-- start of Data supplied --

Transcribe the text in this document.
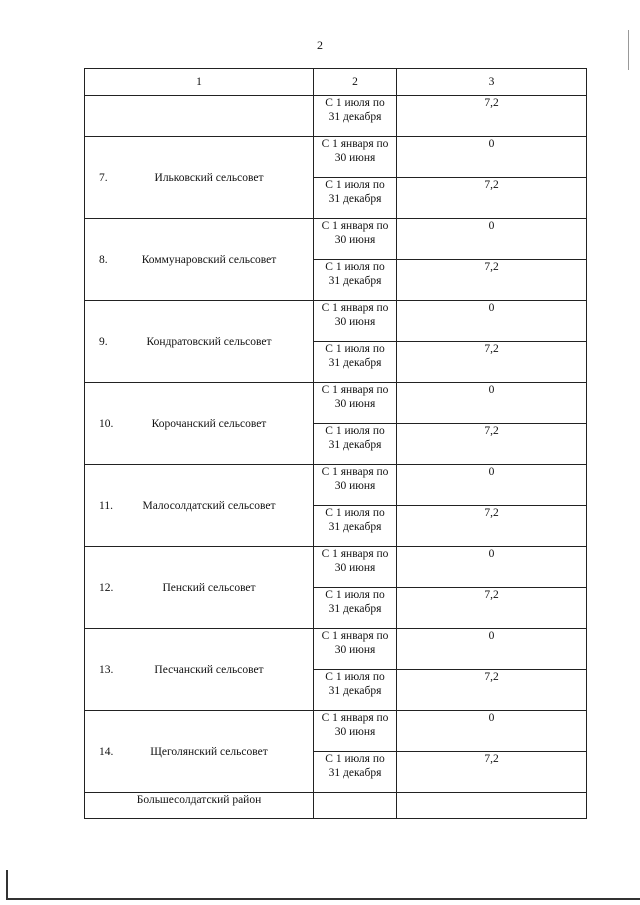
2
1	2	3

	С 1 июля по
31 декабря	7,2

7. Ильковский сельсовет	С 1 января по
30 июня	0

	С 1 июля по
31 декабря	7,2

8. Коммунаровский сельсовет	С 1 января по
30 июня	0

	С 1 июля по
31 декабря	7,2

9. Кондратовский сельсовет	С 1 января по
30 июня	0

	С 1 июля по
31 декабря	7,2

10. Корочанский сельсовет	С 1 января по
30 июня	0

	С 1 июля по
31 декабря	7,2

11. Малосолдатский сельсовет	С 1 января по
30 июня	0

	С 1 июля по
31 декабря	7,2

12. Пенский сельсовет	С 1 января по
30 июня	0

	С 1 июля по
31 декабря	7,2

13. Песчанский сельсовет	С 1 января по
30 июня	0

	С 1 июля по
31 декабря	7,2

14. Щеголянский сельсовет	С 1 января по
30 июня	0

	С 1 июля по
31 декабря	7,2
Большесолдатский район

-- end of Data supplied --

Written problem:
Your copy should match the entries exactly, minus the pictures.

Full output:
Transcribe the text in this document.
2
1	2	3

	С 1 июля по
31 декабря	7,2

7. Ильковский сельсовет	С 1 января по
30 июня	0

	С 1 июля по
31 декабря	7,2

8. Коммунаровский сельсовет	С 1 января по
30 июня	0

	С 1 июля по
31 декабря	7,2

9. Кондратовский сельсовет	С 1 января по
30 июня	0

	С 1 июля по
31 декабря	7,2

10. Корочанский сельсовет	С 1 января по
30 июня	0

	С 1 июля по
31 декабря	7,2

11. Малосолдатский сельсовет	С 1 января по
30 июня	0

	С 1 июля по
31 декабря	7,2

12. Пенский сельсовет	С 1 января по
30 июня	0

	С 1 июля по
31 декабря	7,2

13. Песчанский сельсовет	С 1 января по
30 июня	0

	С 1 июля по
31 декабря	7,2

14. Щеголянский сельсовет	С 1 января по
30 июня	0

	С 1 июля по
31 декабря	7,2
Большесолдатский район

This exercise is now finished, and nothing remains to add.